**Required task**
Quote all of the entries word for word.

**Exercise data**
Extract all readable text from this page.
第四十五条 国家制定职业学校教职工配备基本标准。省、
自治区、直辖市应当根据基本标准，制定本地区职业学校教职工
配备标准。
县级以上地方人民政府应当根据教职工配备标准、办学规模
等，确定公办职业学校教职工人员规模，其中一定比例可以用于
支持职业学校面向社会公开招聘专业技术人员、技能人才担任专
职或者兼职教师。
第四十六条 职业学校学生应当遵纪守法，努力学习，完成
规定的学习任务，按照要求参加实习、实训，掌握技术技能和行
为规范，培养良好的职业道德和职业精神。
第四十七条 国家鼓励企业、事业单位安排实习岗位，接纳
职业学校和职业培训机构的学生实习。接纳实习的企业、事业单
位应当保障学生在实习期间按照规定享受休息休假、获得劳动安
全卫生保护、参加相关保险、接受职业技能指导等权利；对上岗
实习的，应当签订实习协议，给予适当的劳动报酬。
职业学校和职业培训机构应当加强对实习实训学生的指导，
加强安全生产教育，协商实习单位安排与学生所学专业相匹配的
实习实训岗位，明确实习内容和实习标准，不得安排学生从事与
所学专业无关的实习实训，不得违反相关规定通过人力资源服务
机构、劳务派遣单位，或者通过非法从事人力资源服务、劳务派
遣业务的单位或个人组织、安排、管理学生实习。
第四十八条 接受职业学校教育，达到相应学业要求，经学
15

**Reply**
Extract all readable text from this page.
第四十五条 国家制定职业学校教职工配备基本标准。省、
自治区、直辖市应当根据基本标准，制定本地区职业学校教职工
配备标准。
县级以上地方人民政府应当根据教职工配备标准、办学规模
等，确定公办职业学校教职工人员规模，其中一定比例可以用于
支持职业学校面向社会公开招聘专业技术人员、技能人才担任专
职或者兼职教师。
第四十六条 职业学校学生应当遵纪守法，努力学习，完成
规定的学习任务，按照要求参加实习、实训，掌握技术技能和行
为规范，培养良好的职业道德和职业精神。
第四十七条 国家鼓励企业、事业单位安排实习岗位，接纳
职业学校和职业培训机构的学生实习。接纳实习的企业、事业单
位应当保障学生在实习期间按照规定享受休息休假、获得劳动安
全卫生保护、参加相关保险、接受职业技能指导等权利；对上岗
实习的，应当签订实习协议，给予适当的劳动报酬。
职业学校和职业培训机构应当加强对实习实训学生的指导，
加强安全生产教育，协商实习单位安排与学生所学专业相匹配的
实习实训岗位，明确实习内容和实习标准，不得安排学生从事与
所学专业无关的实习实训，不得违反相关规定通过人力资源服务
机构、劳务派遣单位，或者通过非法从事人力资源服务、劳务派
遣业务的单位或个人组织、安排、管理学生实习。
第四十八条 接受职业学校教育，达到相应学业要求，经学
15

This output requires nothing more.